**Stated goal:** Copy each line of the records that holds the string "companies".

Records contained in a dataset
•••

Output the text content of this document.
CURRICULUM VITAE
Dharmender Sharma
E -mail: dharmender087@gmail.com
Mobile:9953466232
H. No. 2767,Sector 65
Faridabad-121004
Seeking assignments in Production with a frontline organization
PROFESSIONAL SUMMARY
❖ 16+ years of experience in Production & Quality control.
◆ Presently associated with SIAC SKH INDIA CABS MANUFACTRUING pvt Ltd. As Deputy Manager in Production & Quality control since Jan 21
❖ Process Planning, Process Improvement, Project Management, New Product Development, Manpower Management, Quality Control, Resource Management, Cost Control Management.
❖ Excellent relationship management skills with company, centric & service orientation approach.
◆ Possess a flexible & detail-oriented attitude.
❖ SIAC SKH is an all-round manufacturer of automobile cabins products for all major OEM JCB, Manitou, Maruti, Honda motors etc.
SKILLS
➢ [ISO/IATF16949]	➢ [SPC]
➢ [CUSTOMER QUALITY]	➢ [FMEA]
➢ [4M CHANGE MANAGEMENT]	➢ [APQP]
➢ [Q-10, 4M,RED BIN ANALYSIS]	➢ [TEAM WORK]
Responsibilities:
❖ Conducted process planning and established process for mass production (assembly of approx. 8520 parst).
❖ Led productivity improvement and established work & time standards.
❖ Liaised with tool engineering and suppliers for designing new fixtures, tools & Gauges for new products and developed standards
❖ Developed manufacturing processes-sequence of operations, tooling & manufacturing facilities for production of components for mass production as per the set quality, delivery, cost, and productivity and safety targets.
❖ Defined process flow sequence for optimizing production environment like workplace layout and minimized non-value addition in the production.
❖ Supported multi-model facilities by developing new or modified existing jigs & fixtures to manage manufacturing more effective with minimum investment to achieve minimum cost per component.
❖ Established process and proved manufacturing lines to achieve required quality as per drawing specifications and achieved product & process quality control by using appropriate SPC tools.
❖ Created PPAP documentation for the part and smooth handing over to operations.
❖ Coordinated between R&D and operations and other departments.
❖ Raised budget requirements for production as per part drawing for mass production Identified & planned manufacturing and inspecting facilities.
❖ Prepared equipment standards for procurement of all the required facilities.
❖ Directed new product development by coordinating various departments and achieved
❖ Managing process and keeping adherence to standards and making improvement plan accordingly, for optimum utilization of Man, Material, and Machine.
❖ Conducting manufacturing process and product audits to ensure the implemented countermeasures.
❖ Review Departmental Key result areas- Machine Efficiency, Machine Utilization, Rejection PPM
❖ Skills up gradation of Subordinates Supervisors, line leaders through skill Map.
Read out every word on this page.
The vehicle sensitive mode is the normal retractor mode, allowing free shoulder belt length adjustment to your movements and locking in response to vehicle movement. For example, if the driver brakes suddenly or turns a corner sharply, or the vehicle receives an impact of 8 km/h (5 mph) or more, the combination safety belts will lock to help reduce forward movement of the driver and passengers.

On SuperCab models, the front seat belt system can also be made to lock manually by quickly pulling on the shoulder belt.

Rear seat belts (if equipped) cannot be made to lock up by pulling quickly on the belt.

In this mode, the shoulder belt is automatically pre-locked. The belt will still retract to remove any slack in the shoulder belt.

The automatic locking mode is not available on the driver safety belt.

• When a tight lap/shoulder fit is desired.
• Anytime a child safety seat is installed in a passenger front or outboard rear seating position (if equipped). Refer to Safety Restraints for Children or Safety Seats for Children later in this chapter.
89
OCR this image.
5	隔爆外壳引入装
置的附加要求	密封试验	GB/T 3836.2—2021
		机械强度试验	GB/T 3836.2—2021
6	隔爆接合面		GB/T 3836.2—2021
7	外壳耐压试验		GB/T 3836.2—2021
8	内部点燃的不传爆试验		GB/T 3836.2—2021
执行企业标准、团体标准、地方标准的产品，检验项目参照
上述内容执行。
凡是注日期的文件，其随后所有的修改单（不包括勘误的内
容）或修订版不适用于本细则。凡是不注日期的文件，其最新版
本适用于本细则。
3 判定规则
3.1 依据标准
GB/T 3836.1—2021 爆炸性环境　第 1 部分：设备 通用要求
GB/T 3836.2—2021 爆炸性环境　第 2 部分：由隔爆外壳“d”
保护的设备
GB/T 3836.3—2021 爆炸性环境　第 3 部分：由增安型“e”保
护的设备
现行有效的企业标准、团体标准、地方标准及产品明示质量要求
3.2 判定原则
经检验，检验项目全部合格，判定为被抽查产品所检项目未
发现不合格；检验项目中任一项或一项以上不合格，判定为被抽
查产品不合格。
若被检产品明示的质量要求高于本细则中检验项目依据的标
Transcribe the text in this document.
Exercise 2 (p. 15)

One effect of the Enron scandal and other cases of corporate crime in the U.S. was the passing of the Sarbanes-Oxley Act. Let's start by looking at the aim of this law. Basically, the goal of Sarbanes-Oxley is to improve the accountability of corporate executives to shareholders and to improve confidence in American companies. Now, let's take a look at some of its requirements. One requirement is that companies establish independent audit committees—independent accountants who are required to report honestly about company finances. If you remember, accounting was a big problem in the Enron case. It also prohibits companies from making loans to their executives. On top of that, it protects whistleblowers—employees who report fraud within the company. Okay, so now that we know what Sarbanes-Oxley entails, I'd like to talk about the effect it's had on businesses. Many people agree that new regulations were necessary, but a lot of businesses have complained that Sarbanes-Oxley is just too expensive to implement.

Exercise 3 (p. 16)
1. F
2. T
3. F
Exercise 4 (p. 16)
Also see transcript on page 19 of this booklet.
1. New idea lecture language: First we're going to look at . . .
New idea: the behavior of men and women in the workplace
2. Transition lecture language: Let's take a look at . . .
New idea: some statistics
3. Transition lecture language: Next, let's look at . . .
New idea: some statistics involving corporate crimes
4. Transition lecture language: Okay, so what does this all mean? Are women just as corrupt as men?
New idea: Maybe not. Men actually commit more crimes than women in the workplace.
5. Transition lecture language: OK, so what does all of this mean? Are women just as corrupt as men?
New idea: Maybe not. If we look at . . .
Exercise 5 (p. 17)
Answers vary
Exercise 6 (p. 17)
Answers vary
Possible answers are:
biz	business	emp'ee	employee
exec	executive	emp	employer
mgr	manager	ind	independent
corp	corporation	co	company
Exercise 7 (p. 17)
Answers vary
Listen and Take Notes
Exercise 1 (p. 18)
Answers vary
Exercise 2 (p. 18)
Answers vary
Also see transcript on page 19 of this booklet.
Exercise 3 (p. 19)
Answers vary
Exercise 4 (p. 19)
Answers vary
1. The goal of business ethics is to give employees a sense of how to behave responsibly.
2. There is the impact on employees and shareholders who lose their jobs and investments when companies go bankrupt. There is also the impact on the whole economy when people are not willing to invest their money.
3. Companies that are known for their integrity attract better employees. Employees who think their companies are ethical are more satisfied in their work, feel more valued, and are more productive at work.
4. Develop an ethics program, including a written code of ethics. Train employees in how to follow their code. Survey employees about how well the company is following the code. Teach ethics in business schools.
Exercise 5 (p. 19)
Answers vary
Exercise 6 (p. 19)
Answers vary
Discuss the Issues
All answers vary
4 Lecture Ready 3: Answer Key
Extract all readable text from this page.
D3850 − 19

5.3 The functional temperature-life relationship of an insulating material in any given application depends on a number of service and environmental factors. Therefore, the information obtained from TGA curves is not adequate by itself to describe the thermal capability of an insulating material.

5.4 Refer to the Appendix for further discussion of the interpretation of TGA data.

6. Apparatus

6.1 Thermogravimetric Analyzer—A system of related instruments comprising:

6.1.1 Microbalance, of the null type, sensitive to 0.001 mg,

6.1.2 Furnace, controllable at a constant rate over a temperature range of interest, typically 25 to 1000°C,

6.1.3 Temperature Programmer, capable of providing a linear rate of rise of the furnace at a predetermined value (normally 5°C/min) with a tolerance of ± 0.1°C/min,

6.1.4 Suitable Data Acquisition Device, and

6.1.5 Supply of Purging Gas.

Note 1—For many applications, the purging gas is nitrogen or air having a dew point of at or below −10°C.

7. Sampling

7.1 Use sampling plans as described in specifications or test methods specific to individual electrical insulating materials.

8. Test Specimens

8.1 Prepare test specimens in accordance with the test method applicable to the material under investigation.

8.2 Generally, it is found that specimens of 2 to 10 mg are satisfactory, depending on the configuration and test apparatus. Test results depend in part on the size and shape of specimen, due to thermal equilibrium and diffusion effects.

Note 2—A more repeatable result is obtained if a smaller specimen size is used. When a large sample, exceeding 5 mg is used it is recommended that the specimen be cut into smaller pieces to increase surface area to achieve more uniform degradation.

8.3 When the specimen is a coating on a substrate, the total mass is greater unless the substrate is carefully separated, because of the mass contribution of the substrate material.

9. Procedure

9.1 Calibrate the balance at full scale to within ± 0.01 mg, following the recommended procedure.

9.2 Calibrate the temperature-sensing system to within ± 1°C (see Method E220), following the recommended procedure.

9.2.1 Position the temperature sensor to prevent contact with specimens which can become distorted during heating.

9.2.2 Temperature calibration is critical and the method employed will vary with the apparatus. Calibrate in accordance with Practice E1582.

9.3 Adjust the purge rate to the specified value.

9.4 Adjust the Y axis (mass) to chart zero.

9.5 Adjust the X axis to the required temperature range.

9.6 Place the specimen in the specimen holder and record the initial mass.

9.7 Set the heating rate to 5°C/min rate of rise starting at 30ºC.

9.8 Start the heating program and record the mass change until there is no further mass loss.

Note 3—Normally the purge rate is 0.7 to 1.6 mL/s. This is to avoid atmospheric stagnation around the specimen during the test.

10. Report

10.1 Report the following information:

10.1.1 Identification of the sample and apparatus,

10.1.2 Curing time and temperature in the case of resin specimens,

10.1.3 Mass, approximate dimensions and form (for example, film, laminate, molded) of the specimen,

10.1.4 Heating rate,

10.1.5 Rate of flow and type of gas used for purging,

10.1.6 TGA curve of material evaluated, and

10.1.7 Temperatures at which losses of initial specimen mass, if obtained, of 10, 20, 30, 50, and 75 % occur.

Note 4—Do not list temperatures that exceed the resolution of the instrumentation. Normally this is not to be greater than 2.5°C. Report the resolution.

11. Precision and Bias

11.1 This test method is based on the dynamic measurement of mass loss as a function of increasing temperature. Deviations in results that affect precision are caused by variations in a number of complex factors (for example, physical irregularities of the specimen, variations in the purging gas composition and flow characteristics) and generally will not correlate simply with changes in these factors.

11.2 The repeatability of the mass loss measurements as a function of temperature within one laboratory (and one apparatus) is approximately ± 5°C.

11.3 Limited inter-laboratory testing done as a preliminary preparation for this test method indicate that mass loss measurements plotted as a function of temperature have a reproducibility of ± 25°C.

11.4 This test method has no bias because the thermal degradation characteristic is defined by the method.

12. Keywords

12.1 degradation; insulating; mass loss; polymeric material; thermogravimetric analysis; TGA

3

•••

**Exercise result:**
One effect of the Enron scandal and other cases of corporate crime in the U.S. was the passing of the Sarbanes-Oxley Act. Let's start by looking at the aim of this law. Basically, the goal of Sarbanes-Oxley is to improve the accountability of corporate executives to shareholders and to improve confidence in American companies. Now, let's take a look at some of its requirements. One requirement is that companies establish independent audit committees—independent accountants who are required to report honestly about company finances. If you remember, accounting was a big problem in the Enron case. It also prohibits companies from making loans to their executives. On top of that, it protects whistleblowers—employees who report fraud within the company. Okay, so now that we know what Sarbanes-Oxley entails, I'd like to talk about the effect it's had on businesses. Many people agree that new regulations were necessary, but a lot of businesses have complained that Sarbanes-Oxley is just too expensive to implement.
2. There is the impact on employees and shareholders who lose their jobs and investments when companies go bankrupt. There is also the impact on the whole economy when people are not willing to invest their money.
3. Companies that are known for their integrity attract better employees. Employees who think their companies are ethical are more satisfied in their work, feel more valued, and are more productive at work.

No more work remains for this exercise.